**Text for analysis**
- - - -

Somehow I need to learn to anticipate this sort of thing as part of this life, this job. And to remember...all along my Father knows. He has not been taken by surprise. He knew this would be coming, and he will give all I need for this time.


I don't need to lose my balance, I don't need to overreact. There can be peace each day, no matter what is coming! I do need to learn to plan for a lighter load though, because, things will happen, the load will be heavier than I foresee now.

Out of these Ashes

"Out of these ashes, beauty will rise"  --Steven Curtis Chapman song

I don't know how.
I don't know when.
But a time is coming.
It will happen.

Sometimes there are brief glimpses into the future, brief ideas of possibility. Something good will come of all the death and destruction that has been. Something good and strong and beautiful will rise out of the pain and distrust. 

A new day will dawn.

- - - -

**Given information**
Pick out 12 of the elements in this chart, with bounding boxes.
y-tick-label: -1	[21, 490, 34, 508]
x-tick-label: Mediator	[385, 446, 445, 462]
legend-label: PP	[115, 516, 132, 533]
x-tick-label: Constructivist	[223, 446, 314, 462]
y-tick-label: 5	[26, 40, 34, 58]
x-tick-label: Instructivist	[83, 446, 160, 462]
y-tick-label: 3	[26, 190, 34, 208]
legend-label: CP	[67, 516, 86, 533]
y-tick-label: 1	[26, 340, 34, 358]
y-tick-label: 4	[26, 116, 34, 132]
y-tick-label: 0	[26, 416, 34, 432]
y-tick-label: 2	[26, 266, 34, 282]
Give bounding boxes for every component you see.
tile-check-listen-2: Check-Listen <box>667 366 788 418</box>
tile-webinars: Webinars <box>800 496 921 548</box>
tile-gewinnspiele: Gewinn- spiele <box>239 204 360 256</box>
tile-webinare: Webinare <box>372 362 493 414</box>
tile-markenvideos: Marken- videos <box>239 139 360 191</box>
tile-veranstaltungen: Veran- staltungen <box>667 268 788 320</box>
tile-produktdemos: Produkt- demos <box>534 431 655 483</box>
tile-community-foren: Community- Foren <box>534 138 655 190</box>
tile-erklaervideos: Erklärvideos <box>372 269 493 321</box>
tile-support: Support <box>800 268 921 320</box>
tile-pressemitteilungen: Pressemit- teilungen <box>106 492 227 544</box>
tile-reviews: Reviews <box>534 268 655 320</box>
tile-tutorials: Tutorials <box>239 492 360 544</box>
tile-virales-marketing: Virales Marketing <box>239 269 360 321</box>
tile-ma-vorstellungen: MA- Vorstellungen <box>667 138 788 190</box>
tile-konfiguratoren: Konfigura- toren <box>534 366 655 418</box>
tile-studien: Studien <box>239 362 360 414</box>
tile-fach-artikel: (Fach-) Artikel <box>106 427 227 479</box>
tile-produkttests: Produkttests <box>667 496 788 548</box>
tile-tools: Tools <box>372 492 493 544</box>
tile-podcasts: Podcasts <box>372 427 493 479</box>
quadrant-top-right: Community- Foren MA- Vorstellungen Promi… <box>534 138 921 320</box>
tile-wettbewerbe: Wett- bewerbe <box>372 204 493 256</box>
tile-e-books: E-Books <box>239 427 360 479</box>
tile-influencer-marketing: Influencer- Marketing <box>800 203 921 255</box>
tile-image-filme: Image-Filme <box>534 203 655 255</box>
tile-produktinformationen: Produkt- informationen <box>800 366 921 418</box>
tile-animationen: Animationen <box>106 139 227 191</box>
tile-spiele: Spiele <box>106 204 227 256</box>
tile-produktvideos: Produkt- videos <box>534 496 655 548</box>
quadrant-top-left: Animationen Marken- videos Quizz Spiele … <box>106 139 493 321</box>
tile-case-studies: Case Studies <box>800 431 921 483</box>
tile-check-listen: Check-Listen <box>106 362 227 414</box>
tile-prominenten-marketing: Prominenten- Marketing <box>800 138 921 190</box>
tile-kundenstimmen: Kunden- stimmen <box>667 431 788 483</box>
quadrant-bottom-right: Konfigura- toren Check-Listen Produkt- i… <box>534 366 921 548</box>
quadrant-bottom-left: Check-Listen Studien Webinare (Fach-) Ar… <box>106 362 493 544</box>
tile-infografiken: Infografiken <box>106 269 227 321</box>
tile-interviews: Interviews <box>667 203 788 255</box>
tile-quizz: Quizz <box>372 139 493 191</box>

- - - -

**Your task**
Output the full reflection on trusting the Father and beauty rising out of ashes, word for word and without changes.

**Solution to the problem**
Somehow I need to learn to anticipate this sort of thing as part of this life, this job. And to remember...all along my Father knows. He has not been taken by surprise. He knew this would be coming, and he will give all I need for this time.


I don't need to lose my balance, I don't need to overreact. There can be peace each day, no matter what is coming! I do need to learn to plan for a lighter load though, because, things will happen, the load will be heavier than I foresee now.

Out of these Ashes

"Out of these ashes, beauty will rise"  --Steven Curtis Chapman song

I don't know how.
I don't know when.
But a time is coming.
It will happen.

Sometimes there are brief glimpses into the future, brief ideas of possibility. Something good will come of all the death and destruction that has been. Something good and strong and beautiful will rise out of the pain and distrust. 

A new day will dawn.